Show each line from the listing that includes the word "NUMBER".

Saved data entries
——————————
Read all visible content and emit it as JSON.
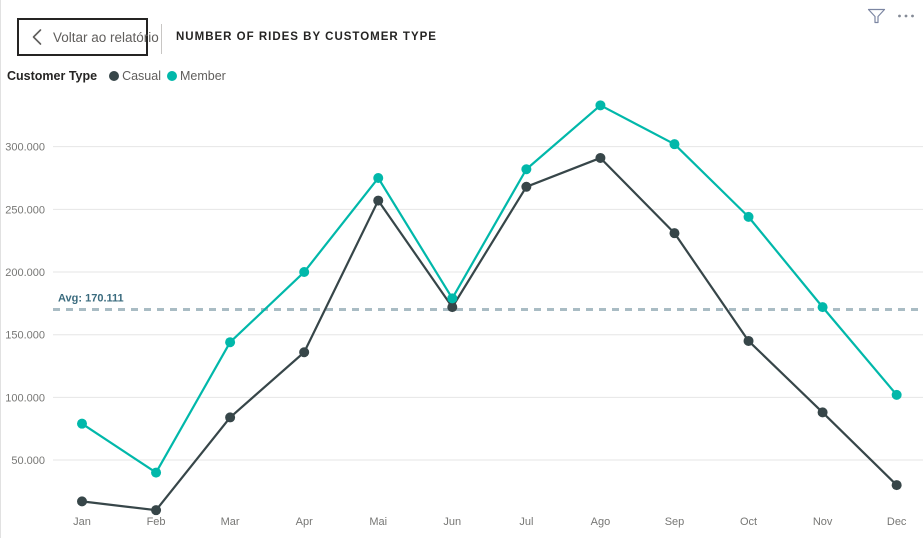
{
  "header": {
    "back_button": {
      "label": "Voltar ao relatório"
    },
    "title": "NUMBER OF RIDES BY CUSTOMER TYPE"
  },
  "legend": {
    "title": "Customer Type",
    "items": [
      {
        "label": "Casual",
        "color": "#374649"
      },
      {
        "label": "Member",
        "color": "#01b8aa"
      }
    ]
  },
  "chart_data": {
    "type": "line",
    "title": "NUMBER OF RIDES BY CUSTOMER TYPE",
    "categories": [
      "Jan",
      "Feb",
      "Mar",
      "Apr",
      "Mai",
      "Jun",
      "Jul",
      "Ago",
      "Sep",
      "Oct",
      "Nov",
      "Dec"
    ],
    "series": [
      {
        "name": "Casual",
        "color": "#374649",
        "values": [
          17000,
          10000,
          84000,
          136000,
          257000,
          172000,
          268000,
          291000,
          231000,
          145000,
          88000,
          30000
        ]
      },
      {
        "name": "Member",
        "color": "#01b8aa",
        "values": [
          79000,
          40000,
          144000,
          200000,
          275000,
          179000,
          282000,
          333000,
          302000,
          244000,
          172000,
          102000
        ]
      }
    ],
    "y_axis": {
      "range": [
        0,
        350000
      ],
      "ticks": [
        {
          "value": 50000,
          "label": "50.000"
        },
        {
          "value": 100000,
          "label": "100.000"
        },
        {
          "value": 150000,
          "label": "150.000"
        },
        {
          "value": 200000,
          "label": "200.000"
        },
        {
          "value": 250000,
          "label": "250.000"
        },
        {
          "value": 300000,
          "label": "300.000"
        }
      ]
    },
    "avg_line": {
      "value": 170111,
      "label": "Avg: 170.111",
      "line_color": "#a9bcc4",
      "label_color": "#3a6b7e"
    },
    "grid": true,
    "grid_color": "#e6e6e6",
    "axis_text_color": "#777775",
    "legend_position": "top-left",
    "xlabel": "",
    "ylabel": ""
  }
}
——————————
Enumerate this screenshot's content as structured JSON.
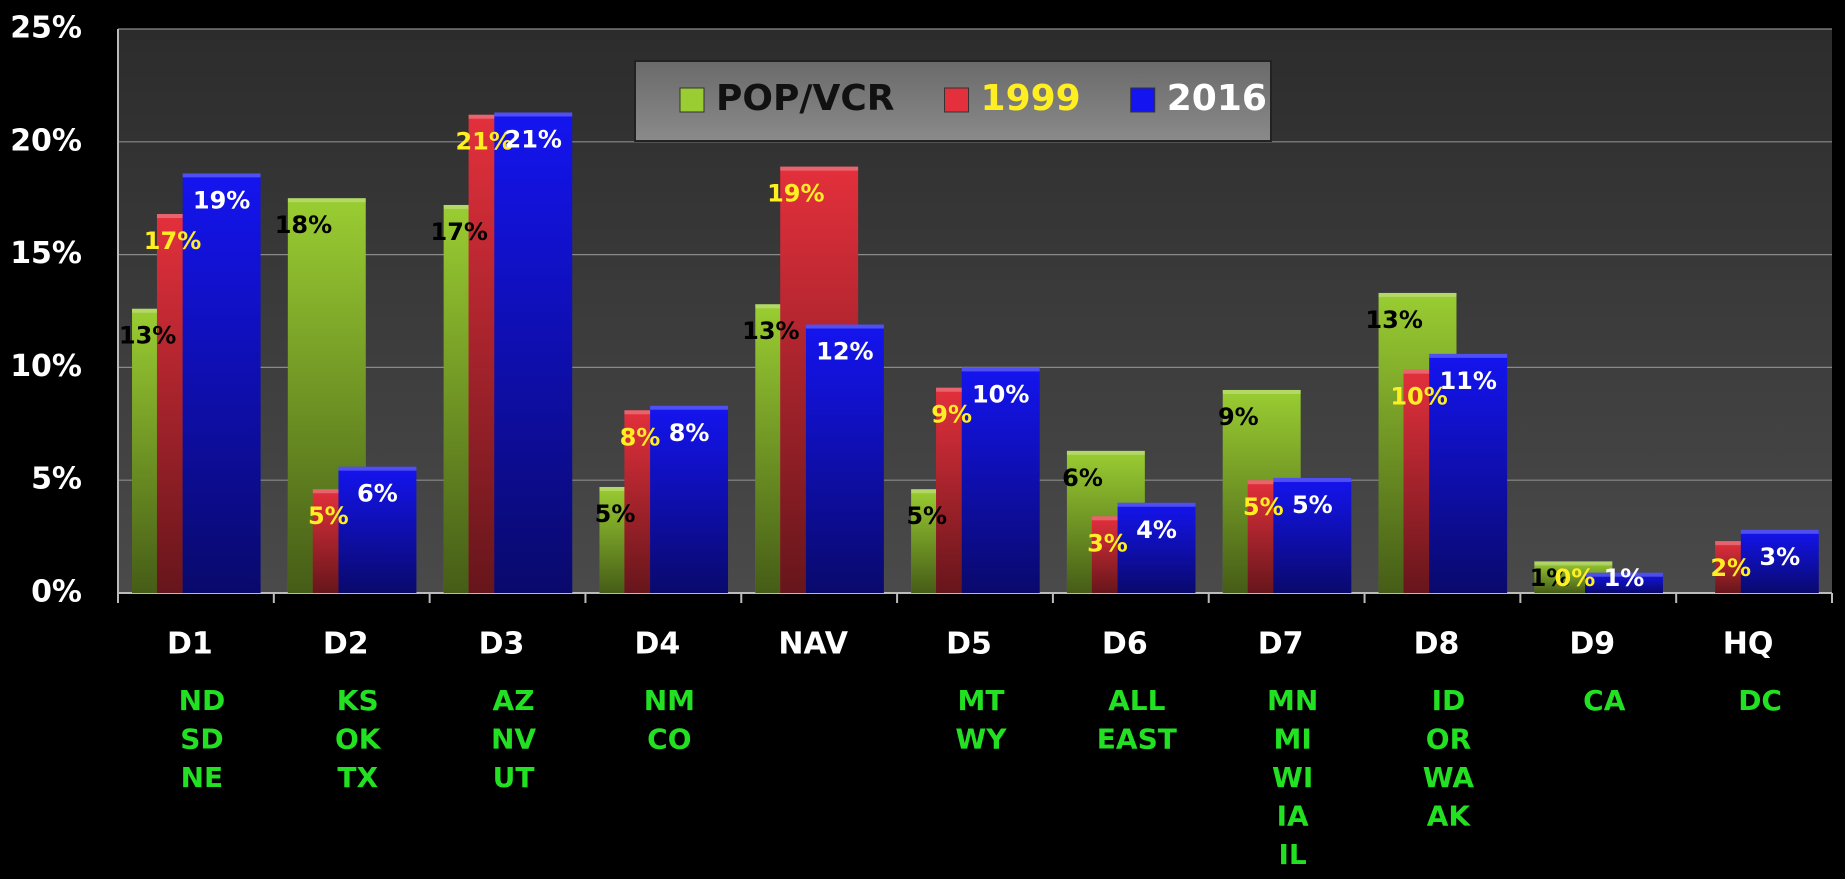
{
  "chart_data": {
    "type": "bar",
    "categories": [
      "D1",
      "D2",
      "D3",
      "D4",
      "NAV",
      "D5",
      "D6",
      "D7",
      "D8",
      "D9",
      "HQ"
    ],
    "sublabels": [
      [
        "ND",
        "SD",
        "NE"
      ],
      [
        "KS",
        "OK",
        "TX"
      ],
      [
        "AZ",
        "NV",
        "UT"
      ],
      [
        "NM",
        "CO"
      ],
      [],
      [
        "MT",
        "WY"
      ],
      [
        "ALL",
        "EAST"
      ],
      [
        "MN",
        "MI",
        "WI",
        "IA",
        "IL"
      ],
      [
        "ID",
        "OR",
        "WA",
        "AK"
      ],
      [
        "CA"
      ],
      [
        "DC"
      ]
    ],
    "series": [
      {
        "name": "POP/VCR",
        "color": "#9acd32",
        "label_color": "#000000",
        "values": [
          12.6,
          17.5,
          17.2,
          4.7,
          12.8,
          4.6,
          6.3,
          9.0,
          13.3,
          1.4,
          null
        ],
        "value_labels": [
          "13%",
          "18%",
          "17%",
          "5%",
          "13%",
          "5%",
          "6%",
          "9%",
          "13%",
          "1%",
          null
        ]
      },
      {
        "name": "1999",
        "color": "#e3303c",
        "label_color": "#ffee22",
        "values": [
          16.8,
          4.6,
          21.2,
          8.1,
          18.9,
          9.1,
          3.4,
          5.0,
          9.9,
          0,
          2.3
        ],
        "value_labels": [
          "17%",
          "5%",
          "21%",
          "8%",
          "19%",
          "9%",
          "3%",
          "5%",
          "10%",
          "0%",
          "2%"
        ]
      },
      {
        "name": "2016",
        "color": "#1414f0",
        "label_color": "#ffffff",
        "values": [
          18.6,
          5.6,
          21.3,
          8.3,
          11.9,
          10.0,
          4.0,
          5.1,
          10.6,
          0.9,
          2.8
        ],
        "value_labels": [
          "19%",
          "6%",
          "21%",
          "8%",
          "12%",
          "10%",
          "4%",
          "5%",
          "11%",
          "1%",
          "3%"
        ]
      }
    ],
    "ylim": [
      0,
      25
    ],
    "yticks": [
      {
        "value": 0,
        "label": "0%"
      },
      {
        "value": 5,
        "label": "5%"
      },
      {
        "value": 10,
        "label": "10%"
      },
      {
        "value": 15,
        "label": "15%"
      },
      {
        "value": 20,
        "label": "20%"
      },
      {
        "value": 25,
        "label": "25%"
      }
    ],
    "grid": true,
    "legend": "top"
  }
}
——————————
● Full output
    "title": "NUMBER OF RIDES BY CUSTOMER TYPE"
    "title": "NUMBER OF RIDES BY CUSTOMER TYPE",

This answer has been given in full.